— START OF Records for this exercise —

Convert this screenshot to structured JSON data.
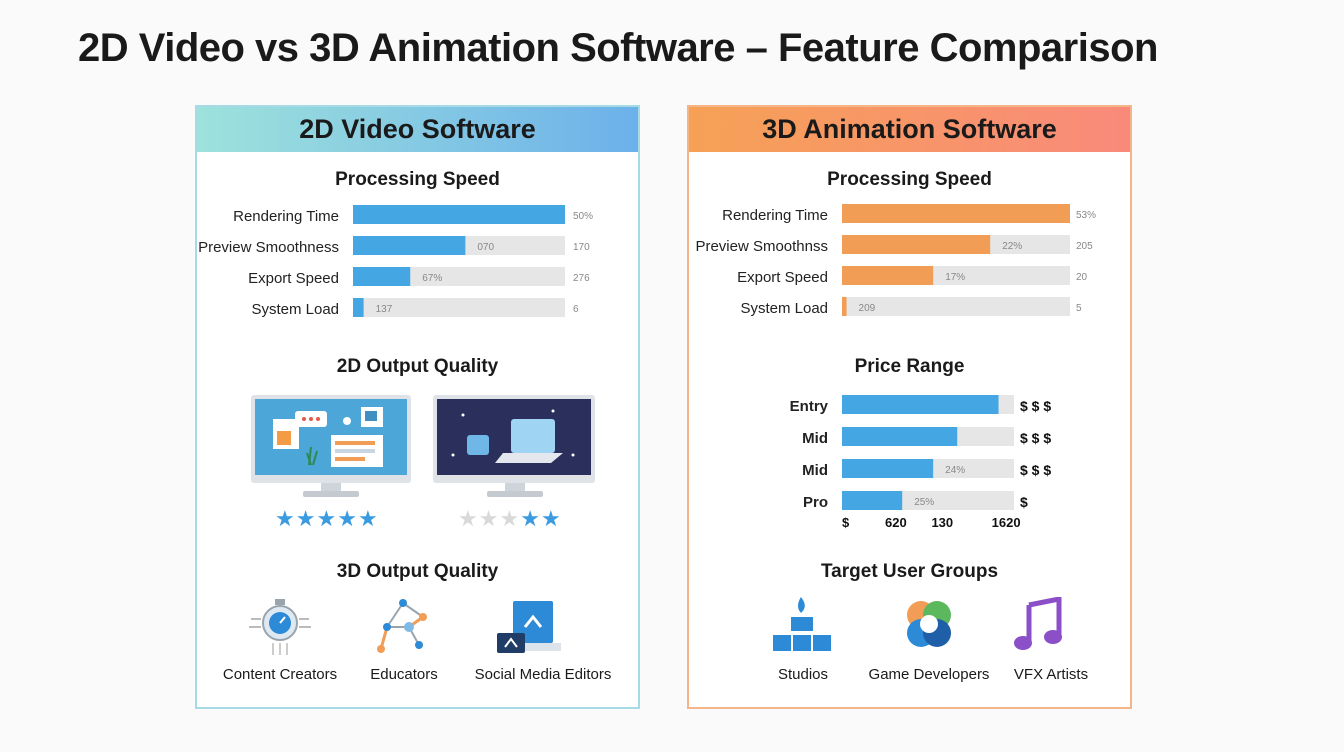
{
  "title": "2D Video vs 3D Animation Software – Feature Comparison",
  "colors": {
    "blue_bar": "#44a6e3",
    "orange_bar": "#f29d55",
    "track": "#e6e6e6",
    "star_on": "#3b9be0",
    "star_off": "#d9d9d9"
  },
  "left": {
    "header": "2D Video Software",
    "speed_title": "Processing Speed",
    "quality2d_title": "2D Output Quality",
    "quality3d_title": "3D Output Quality",
    "ratings": [
      5,
      2
    ],
    "users": [
      {
        "label": "Content Creators",
        "icon": "stopwatch-icon"
      },
      {
        "label": "Educators",
        "icon": "network-icon"
      },
      {
        "label": "Social Media Editors",
        "icon": "media-box-icon"
      }
    ]
  },
  "right": {
    "header": "3D Animation Software",
    "speed_title": "Processing Speed",
    "price_title": "Price Range",
    "groups_title": "Target User Groups",
    "groups": [
      {
        "label": "Studios",
        "icon": "blocks-flame-icon"
      },
      {
        "label": "Game Developers",
        "icon": "swirl-logo-icon"
      },
      {
        "label": "VFX Artists",
        "icon": "music-note-icon"
      }
    ]
  },
  "chart_data": [
    {
      "type": "bar",
      "title": "Processing Speed",
      "categories": [
        "Rendering Time",
        "Preview Smoothness",
        "Export Speed",
        "System Load"
      ],
      "values": [
        100,
        53,
        27,
        5
      ],
      "inner_labels": [
        "",
        "070",
        "67%",
        "137"
      ],
      "end_labels": [
        "50%",
        "170",
        "276",
        "6"
      ]
    },
    {
      "type": "bar",
      "title": "Processing Speed",
      "categories": [
        "Rendering Time",
        "Preview Smoothnss",
        "Export Speed",
        "System Load"
      ],
      "values": [
        100,
        65,
        40,
        2
      ],
      "inner_labels": [
        "",
        "22%",
        "17%",
        "209"
      ],
      "end_labels": [
        "53%",
        "205",
        "20",
        "5"
      ]
    },
    {
      "type": "bar",
      "title": "Price Range",
      "categories": [
        "Entry",
        "Mid",
        "Mid",
        "Pro"
      ],
      "values": [
        91,
        67,
        53,
        35
      ],
      "inner_labels": [
        "",
        "",
        "24%",
        "25%"
      ],
      "end_labels": [
        "$ $ $",
        "$ $ $",
        "$ $ $",
        "$"
      ],
      "x_ticks": [
        "$",
        "620",
        "130",
        "1620"
      ]
    }
  ]
}
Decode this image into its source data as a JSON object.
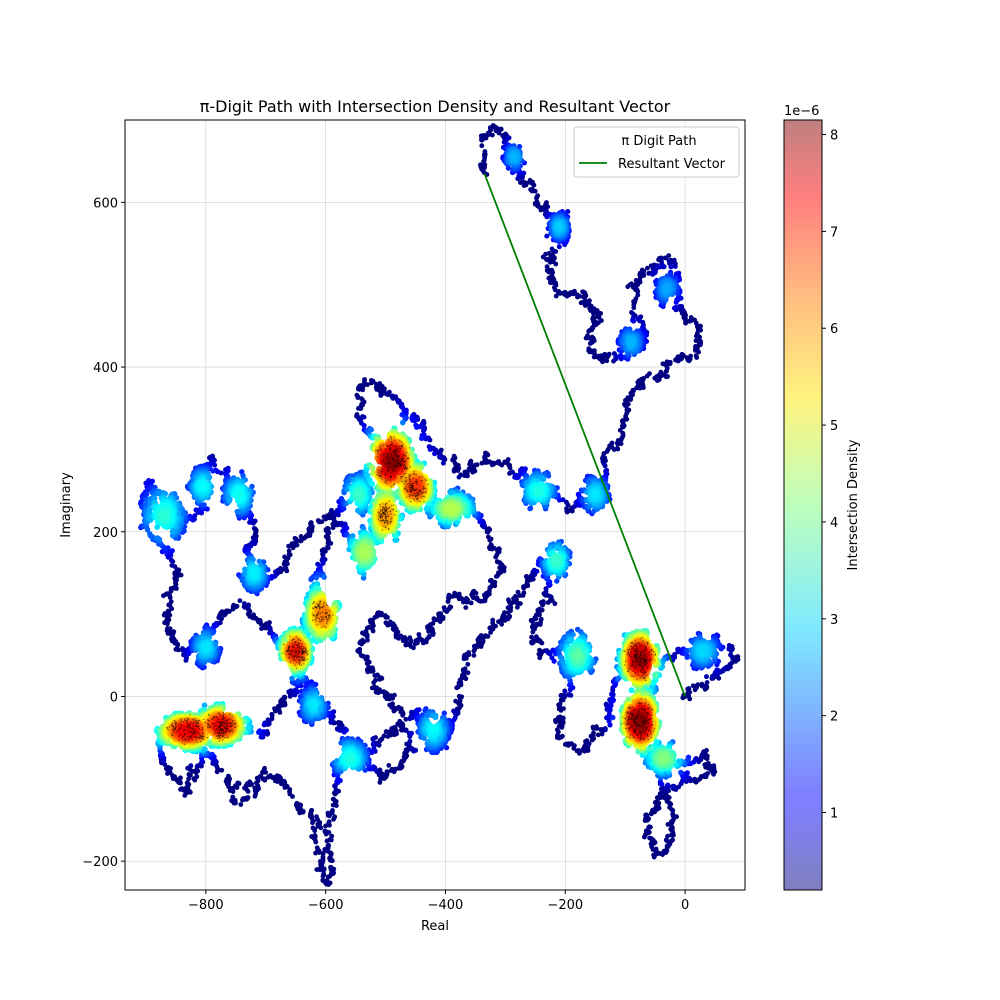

— END OF Records for this exercise —

- [Required task] Determine how many lines in the data above contain the string "Software". Give nothing except the number.

- [Solution to this task] 3